Reproduce the line that holds "Read all visible content and emit it as JSON." together with all the lines after it up to the end of the entries.

-- Start of Records supplied --

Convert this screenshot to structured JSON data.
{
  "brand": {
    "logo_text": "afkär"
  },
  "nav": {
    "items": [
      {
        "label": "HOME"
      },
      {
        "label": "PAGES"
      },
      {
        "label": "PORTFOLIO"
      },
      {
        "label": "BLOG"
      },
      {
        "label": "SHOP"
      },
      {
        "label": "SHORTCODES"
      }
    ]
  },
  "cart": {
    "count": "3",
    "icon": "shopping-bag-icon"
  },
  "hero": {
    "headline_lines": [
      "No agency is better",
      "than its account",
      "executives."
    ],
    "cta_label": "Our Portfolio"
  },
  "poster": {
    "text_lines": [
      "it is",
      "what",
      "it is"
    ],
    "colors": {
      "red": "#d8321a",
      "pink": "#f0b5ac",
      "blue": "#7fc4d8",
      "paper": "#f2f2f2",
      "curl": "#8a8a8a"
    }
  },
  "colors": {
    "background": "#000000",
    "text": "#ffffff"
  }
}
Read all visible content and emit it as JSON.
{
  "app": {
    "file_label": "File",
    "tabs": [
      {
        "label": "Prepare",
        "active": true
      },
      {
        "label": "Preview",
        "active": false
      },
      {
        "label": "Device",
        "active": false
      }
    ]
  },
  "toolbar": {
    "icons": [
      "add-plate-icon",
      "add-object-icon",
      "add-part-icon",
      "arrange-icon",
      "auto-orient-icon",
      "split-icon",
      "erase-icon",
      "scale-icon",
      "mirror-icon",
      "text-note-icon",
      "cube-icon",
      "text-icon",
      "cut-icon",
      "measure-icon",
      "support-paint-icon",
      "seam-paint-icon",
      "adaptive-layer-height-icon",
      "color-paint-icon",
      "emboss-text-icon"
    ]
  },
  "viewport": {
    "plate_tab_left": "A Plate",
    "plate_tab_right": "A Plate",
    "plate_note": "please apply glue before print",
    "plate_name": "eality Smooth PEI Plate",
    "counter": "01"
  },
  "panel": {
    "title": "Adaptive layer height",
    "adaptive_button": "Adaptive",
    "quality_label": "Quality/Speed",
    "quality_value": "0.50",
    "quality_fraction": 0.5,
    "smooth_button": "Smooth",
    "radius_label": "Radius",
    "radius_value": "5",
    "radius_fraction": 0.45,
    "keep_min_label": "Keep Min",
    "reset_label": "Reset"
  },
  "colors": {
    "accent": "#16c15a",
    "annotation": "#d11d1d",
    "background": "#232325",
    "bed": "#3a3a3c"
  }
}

-- End of Records supplied --

_Solution for this exercise:_
Read all visible content and emit it as JSON.
{
  "app": {
    "file_label": "File",
    "tabs": [
      {
        "label": "Prepare",
        "active": true
      },
      {
        "label": "Preview",
        "active": false
      },
      {
        "label": "Device",
        "active": false
      }
    ]
  },
  "toolbar": {
    "icons": [
      "add-plate-icon",
      "add-object-icon",
      "add-part-icon",
      "arrange-icon",
      "auto-orient-icon",
      "split-icon",
      "erase-icon",
      "scale-icon",
      "mirror-icon",
      "text-note-icon",
      "cube-icon",
      "text-icon",
      "cut-icon",
      "measure-icon",
      "support-paint-icon",
      "seam-paint-icon",
      "adaptive-layer-height-icon",
      "color-paint-icon",
      "emboss-text-icon"
    ]
  },
  "viewport": {
    "plate_tab_left": "A Plate",
    "plate_tab_right": "A Plate",
    "plate_note": "please apply glue before print",
    "plate_name": "eality Smooth PEI Plate",
    "counter": "01"
  },
  "panel": {
    "title": "Adaptive layer height",
    "adaptive_button": "Adaptive",
    "quality_label": "Quality/Speed",
    "quality_value": "0.50",
    "quality_fraction": 0.5,
    "smooth_button": "Smooth",
    "radius_label": "Radius",
    "radius_value": "5",
    "radius_fraction": 0.45,
    "keep_min_label": "Keep Min",
    "reset_label": "Reset"
  },
  "colors": {
    "accent": "#16c15a",
    "annotation": "#d11d1d",
    "background": "#232325",
    "bed": "#3a3a3c"
  }
}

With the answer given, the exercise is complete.